• **Exercise task**: Please present these lines as a Markdown table with the columns "Row" and "Line text": start at the first line of the records and end after the line that contains "x-tick-label: Oct <box>364 500 385 514</box>", including both ends and skipping any blank lines.
------
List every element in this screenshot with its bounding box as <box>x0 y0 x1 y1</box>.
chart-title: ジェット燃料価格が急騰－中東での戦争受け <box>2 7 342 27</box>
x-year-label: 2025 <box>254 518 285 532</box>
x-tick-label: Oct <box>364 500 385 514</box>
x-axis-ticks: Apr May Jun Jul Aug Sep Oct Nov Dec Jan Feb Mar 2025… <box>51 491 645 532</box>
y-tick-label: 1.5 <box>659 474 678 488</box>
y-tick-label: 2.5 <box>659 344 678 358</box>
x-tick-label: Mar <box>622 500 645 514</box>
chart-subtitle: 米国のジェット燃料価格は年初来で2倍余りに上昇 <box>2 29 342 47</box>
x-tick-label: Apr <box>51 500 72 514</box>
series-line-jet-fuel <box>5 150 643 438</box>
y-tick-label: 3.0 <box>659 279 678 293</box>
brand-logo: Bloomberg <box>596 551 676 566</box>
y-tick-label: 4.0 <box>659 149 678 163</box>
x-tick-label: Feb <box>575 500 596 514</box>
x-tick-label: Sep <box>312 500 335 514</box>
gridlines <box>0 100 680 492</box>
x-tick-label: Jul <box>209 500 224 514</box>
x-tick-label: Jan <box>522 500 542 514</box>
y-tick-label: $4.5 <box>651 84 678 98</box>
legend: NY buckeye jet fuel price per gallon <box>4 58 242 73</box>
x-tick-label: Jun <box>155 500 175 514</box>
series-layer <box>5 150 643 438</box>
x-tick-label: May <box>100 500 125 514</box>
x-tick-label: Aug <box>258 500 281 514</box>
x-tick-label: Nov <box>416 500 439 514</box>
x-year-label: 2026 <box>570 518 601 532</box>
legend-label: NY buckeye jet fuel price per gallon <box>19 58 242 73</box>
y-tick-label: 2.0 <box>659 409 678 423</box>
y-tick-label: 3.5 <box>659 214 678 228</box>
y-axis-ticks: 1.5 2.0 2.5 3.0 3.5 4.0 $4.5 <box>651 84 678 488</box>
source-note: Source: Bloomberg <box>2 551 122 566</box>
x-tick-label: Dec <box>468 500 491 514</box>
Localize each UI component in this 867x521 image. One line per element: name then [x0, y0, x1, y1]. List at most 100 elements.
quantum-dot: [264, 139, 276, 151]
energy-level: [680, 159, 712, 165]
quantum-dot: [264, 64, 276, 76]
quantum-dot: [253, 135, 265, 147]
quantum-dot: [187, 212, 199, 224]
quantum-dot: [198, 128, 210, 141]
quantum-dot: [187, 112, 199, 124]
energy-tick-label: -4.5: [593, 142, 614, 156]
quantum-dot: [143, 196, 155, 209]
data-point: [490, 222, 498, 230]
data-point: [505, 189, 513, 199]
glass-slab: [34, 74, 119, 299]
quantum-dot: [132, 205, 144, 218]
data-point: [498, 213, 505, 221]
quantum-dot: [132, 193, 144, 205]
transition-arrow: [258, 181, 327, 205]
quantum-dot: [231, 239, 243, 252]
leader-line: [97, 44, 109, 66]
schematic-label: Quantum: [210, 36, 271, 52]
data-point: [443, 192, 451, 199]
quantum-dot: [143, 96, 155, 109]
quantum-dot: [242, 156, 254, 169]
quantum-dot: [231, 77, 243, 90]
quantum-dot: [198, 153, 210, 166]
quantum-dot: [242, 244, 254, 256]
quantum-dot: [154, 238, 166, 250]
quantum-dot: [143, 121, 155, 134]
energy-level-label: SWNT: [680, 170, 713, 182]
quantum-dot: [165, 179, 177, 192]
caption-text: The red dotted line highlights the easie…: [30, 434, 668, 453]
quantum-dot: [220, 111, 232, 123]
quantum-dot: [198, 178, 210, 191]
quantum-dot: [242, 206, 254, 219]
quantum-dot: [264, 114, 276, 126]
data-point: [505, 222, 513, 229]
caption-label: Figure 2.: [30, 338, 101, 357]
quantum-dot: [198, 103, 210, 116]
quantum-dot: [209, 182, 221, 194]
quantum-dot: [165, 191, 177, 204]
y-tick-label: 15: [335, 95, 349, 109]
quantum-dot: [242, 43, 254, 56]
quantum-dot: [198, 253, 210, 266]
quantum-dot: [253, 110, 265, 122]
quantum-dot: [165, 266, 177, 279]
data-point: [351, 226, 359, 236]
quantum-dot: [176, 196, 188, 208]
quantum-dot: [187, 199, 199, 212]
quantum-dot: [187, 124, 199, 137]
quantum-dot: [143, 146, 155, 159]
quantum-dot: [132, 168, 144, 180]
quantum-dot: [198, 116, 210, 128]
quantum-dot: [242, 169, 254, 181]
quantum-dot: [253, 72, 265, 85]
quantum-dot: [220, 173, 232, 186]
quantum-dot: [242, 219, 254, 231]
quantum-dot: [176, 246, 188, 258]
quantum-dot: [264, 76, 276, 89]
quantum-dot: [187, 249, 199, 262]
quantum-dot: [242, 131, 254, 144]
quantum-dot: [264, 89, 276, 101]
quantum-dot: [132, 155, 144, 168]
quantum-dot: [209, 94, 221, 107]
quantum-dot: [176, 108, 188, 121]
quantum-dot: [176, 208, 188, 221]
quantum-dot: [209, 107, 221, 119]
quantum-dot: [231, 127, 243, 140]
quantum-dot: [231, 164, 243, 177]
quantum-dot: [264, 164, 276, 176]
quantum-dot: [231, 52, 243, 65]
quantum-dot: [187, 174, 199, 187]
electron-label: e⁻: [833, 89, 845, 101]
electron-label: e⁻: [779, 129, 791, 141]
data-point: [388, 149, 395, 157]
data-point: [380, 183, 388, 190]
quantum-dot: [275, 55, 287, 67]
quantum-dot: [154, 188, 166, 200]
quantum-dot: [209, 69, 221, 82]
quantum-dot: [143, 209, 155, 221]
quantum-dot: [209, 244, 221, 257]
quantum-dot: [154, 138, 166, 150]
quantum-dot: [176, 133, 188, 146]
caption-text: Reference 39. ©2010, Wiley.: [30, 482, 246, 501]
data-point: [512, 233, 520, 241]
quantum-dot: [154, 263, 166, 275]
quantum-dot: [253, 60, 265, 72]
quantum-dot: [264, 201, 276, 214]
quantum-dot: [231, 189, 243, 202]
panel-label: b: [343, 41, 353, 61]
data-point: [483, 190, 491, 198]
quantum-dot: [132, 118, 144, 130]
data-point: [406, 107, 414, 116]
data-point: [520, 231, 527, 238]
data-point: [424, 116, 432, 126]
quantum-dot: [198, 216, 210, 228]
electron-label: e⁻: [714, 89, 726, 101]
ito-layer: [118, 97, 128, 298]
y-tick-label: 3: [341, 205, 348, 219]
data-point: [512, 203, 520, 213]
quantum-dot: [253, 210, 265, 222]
------
• **Answer to this problem**:
| Row | Line text |
|---|---|
| 1 | List every element in this screenshot with its bounding box as <box>x0 y0 x1 y1</box>. |
| 2 | chart-title: ジェット燃料価格が急騰－中東での戦争受け <box>2 7 342 27</box> |
| 3 | x-year-label: 2025 <box>254 518 285 532</box> |
| 4 | x-tick-label: Oct <box>364 500 385 514</box> |